**Supplied records:**

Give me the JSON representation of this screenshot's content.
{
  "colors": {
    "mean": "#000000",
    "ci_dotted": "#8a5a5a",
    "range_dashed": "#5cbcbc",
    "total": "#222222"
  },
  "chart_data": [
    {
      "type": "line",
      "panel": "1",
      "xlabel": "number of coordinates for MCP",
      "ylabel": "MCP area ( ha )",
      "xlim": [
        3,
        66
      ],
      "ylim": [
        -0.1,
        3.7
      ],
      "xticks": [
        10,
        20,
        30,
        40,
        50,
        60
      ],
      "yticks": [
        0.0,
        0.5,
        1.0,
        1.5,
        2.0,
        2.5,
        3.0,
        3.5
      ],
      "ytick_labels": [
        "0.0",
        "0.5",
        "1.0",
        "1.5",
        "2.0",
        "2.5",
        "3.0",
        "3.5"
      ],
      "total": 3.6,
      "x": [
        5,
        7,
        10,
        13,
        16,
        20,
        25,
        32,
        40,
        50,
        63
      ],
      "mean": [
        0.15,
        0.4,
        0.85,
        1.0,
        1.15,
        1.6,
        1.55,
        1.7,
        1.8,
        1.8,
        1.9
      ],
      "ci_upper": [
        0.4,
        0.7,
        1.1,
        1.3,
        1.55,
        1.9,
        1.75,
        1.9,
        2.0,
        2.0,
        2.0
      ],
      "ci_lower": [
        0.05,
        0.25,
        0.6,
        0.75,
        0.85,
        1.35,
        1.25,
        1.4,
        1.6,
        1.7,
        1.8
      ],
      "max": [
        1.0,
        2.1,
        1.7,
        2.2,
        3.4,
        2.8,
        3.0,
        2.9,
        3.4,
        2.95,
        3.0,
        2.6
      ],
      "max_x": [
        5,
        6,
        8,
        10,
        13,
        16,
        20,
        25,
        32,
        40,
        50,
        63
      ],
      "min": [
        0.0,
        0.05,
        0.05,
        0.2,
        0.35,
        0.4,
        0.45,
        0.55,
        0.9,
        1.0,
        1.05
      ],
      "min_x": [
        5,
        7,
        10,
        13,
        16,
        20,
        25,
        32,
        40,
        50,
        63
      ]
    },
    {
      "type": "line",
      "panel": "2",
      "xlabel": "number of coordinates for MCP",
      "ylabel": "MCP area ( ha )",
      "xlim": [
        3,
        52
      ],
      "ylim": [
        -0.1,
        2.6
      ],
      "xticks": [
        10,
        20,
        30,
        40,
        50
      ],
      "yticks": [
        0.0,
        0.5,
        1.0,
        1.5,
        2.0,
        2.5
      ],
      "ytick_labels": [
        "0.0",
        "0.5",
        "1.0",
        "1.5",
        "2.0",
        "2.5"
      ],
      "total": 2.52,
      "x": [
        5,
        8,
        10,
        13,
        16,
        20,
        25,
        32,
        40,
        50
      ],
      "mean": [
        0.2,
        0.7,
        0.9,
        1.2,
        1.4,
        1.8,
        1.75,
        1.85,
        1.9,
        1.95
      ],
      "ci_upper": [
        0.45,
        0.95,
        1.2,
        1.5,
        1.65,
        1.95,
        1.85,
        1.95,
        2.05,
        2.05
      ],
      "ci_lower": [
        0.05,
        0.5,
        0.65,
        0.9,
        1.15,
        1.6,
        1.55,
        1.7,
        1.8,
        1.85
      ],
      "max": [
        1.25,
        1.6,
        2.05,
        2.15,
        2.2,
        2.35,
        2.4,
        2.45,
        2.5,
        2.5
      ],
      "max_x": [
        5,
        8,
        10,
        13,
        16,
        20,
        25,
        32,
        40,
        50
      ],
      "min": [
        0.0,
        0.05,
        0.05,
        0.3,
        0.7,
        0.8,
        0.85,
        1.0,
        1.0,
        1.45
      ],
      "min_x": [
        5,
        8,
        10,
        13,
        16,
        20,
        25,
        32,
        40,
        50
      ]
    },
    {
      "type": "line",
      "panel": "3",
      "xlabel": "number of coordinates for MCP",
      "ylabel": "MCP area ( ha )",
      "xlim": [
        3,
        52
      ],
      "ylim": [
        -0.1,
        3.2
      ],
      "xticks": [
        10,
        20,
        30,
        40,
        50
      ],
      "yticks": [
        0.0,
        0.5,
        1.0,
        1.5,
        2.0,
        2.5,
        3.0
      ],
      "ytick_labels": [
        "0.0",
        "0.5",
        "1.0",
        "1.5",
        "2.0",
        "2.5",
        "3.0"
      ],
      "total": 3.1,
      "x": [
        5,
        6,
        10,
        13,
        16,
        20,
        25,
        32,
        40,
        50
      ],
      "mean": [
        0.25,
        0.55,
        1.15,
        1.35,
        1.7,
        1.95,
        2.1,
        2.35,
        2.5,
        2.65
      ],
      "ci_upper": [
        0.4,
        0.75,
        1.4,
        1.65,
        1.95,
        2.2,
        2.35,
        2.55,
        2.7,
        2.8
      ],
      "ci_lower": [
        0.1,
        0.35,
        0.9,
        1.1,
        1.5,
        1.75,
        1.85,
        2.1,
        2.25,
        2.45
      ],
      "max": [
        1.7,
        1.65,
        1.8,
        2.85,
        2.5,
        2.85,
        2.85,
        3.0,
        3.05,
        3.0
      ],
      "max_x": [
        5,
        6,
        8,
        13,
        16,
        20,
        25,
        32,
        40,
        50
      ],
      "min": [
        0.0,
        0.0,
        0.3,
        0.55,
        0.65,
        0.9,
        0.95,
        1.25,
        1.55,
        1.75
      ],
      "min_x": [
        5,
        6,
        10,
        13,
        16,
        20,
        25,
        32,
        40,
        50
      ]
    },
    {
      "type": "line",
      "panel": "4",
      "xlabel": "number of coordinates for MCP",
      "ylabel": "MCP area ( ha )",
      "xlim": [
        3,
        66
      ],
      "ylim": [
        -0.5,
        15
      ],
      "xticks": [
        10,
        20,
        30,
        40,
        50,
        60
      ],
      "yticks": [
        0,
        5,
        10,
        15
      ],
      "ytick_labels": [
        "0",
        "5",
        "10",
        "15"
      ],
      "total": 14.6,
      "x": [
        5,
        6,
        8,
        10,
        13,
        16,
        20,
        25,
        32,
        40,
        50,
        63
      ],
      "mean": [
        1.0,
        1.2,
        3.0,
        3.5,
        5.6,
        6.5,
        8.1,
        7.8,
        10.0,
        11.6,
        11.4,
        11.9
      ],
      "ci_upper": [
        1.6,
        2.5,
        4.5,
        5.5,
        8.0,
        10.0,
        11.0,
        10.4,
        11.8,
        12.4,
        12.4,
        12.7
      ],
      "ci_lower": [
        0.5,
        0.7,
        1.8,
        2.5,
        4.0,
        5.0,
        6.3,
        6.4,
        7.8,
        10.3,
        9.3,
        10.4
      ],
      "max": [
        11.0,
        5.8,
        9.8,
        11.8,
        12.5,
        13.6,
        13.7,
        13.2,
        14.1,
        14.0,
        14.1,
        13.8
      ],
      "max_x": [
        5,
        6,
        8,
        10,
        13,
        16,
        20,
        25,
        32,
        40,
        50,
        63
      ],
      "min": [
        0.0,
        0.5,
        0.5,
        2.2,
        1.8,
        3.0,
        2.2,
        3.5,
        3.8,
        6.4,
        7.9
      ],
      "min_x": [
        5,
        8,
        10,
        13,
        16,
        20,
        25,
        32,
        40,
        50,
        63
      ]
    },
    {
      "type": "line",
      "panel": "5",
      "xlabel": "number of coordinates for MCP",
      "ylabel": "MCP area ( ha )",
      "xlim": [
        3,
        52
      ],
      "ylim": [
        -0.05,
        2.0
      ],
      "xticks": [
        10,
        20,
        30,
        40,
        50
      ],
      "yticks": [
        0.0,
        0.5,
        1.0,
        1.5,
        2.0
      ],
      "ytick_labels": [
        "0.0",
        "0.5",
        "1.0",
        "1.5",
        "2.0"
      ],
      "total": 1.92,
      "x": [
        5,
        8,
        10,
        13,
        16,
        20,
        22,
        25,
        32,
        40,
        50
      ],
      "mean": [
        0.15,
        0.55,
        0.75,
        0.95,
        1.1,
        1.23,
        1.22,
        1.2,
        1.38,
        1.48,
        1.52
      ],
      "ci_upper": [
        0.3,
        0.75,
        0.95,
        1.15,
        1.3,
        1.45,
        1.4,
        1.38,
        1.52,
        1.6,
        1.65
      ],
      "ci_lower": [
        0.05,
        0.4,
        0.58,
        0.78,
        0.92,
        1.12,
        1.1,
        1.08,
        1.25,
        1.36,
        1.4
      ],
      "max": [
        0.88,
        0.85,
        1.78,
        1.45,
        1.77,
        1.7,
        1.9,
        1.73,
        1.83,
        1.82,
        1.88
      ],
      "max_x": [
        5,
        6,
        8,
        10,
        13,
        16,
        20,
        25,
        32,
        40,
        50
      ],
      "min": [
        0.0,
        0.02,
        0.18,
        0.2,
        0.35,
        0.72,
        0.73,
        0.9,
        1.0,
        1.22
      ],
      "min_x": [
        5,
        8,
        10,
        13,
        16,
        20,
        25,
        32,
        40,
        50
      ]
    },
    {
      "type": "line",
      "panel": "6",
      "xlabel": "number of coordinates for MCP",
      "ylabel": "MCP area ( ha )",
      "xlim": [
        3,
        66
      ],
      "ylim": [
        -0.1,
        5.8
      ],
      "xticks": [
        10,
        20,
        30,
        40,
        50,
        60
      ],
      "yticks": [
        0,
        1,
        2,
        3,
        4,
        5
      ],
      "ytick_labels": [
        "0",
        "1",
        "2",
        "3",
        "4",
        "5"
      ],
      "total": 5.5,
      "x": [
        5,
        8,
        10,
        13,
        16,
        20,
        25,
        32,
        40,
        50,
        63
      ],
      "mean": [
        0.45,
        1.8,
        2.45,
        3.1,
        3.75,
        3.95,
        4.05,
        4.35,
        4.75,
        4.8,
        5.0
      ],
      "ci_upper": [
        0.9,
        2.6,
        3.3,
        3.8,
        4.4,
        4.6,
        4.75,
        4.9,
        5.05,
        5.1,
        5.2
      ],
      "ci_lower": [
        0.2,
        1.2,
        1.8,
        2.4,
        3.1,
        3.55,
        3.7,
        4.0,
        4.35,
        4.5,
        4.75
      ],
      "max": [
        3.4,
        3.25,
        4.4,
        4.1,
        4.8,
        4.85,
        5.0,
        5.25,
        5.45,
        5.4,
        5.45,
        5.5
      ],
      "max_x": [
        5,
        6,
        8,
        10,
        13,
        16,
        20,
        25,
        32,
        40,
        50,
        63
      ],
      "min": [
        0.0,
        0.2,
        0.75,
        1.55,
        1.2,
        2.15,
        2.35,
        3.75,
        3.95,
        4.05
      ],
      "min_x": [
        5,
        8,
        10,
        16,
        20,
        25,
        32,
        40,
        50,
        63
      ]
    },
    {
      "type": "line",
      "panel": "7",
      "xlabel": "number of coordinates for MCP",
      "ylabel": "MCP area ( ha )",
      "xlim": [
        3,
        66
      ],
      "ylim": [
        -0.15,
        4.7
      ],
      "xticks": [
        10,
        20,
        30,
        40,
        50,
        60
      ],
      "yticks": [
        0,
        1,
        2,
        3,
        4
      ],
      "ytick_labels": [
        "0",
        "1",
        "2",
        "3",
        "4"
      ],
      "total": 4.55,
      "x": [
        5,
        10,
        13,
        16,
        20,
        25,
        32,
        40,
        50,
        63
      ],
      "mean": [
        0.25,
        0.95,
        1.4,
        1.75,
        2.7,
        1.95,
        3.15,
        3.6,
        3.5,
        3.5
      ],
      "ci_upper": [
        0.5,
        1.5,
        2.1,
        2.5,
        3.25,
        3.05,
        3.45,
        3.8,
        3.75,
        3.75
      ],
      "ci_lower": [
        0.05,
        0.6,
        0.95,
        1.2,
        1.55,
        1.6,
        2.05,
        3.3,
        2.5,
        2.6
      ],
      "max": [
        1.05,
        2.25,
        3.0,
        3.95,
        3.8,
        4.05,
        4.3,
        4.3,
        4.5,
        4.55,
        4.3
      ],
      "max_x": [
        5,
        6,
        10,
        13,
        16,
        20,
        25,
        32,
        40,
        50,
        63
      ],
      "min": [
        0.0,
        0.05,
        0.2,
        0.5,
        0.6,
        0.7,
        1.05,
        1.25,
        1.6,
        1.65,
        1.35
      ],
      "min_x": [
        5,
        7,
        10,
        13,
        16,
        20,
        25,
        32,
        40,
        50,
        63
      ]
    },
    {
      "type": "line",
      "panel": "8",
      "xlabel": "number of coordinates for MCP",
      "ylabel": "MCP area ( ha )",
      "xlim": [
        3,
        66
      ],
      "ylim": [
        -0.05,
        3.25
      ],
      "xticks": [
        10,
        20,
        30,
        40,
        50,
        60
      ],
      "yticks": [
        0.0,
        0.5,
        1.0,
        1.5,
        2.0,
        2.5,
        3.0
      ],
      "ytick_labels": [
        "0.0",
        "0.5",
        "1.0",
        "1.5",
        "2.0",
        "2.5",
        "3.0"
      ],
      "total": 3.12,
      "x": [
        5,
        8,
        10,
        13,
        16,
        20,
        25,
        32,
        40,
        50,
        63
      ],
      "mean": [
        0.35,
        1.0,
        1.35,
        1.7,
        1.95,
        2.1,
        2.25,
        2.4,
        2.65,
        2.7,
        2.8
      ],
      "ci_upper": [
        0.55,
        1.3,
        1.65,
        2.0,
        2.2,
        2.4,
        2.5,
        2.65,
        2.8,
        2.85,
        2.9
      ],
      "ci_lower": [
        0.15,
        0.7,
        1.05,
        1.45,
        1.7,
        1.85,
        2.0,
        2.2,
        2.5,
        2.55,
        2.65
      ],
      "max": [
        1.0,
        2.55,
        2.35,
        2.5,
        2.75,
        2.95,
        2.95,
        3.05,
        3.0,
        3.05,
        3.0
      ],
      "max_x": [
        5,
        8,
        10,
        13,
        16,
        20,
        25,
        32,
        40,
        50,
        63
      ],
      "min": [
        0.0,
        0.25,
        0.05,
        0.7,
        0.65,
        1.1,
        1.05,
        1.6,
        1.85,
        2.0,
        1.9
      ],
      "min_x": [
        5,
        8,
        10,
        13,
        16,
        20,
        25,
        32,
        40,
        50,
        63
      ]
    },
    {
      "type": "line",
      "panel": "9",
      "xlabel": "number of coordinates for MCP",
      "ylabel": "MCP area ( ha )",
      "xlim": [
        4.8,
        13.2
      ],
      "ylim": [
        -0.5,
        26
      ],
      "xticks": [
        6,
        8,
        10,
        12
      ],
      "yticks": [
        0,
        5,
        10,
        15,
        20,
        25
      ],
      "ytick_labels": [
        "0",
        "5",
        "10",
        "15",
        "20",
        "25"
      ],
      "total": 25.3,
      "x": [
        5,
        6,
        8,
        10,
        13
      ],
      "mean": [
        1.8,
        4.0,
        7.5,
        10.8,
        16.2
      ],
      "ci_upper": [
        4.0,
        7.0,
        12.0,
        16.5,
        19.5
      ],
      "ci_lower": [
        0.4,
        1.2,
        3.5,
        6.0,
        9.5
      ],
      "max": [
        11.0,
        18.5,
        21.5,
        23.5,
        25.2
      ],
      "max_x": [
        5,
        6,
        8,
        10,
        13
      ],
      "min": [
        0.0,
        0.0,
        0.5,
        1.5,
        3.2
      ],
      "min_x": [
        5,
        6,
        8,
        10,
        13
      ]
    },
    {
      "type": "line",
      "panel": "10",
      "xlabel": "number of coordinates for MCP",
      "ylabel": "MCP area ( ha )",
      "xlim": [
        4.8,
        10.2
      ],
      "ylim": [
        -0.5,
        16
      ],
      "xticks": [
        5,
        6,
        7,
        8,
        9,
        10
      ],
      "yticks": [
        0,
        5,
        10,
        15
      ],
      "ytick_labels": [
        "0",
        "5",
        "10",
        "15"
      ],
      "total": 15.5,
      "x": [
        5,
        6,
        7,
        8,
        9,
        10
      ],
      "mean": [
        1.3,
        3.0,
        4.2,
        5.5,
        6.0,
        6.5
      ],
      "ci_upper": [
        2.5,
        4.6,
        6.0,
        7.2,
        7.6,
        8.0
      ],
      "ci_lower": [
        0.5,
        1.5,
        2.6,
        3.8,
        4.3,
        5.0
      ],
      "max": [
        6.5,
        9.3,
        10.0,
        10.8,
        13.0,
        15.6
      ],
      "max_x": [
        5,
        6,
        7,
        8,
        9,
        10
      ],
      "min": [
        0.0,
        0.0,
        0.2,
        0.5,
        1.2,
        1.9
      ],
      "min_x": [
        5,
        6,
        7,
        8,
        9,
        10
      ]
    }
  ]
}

**Task prompt:**
Which lines contain the word "total"? Copy each one.

**Reply to the task:**
    "total": "#222222"
      "total": 3.6,
      "total": 2.52,
      "total": 3.1,
      "total": 14.6,
      "total": 1.92,
      "total": 5.5,
      "total": 4.55,
      "total": 3.12,
      "total": 25.3,
      "total": 15.5,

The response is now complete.